--- start of Available records ---
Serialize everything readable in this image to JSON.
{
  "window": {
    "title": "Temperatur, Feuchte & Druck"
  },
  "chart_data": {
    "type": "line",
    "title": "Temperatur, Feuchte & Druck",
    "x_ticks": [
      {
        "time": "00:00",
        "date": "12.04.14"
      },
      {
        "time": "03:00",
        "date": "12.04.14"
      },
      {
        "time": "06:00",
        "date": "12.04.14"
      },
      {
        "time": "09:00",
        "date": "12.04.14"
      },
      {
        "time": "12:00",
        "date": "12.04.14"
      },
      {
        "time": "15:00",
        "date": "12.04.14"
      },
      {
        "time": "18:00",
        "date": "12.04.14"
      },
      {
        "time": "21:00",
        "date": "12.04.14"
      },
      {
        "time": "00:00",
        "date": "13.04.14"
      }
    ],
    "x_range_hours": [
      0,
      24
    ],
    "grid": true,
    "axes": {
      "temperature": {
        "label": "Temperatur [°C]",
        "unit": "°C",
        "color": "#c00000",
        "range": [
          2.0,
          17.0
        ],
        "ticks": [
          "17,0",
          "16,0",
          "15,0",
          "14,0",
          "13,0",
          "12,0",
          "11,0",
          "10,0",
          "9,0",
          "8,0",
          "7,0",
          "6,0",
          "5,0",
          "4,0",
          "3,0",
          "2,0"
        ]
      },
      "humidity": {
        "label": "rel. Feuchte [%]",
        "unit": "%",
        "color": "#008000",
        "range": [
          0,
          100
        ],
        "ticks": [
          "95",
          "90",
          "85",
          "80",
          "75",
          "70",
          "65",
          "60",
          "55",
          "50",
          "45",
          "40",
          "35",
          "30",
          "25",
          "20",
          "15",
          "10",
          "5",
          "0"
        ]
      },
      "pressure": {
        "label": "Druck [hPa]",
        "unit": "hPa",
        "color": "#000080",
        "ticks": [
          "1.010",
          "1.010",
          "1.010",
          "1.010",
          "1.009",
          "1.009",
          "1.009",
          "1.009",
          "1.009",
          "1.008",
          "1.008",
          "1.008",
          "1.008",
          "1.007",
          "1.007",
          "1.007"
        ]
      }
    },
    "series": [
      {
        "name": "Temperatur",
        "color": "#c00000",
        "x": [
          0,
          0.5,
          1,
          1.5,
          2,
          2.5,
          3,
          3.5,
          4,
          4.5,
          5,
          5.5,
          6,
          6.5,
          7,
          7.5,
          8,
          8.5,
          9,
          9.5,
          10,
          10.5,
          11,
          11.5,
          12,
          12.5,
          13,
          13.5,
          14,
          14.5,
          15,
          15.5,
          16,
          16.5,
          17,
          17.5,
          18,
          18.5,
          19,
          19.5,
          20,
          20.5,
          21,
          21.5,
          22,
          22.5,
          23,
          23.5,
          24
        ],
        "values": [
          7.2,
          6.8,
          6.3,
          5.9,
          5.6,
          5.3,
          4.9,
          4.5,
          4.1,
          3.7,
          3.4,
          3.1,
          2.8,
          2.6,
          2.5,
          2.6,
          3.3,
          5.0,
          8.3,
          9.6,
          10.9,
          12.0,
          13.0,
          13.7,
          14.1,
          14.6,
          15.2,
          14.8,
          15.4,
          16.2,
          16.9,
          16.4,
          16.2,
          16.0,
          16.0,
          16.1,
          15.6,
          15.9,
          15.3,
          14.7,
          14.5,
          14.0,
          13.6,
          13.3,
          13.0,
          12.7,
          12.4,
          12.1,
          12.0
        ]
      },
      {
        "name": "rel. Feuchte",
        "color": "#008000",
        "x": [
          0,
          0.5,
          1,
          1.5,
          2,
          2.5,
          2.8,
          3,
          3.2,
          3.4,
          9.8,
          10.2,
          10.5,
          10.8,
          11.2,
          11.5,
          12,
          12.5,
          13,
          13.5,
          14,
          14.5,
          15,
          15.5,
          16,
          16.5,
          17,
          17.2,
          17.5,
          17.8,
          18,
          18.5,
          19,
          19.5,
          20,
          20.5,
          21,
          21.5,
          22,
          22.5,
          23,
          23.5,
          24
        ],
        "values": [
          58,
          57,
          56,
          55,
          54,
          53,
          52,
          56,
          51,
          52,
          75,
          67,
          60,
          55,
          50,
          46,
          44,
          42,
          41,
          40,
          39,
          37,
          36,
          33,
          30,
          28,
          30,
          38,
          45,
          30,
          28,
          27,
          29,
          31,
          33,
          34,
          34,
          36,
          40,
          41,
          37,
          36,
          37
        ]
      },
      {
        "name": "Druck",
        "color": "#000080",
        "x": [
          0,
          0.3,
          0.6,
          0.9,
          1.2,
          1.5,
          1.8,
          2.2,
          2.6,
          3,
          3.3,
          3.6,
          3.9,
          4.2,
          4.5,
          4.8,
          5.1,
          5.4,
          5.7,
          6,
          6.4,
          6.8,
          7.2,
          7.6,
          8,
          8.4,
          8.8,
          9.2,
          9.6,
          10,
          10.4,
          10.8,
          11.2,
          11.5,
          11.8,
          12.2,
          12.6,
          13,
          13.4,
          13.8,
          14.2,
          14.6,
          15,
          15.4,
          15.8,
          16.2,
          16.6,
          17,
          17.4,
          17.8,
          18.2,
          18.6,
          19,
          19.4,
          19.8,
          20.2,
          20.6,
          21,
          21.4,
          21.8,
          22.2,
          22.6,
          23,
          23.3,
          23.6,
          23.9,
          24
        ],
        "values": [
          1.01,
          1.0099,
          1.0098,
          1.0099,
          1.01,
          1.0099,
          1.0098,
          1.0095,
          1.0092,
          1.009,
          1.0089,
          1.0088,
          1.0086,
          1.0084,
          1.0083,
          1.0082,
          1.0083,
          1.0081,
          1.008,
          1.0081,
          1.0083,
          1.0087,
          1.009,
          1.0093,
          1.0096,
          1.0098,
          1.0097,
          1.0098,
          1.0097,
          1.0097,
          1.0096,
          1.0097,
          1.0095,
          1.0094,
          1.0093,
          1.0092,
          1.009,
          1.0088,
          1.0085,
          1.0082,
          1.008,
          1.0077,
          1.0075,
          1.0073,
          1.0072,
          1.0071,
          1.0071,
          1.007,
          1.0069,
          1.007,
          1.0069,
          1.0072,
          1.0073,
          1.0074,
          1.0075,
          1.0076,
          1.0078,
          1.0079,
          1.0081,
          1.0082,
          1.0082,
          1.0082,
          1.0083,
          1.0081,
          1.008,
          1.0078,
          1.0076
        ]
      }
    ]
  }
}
--- end of Available records ---
[What is needed]
Count the lines in the records above that contain the word "label", and reply with only that number.

[Task answer]
3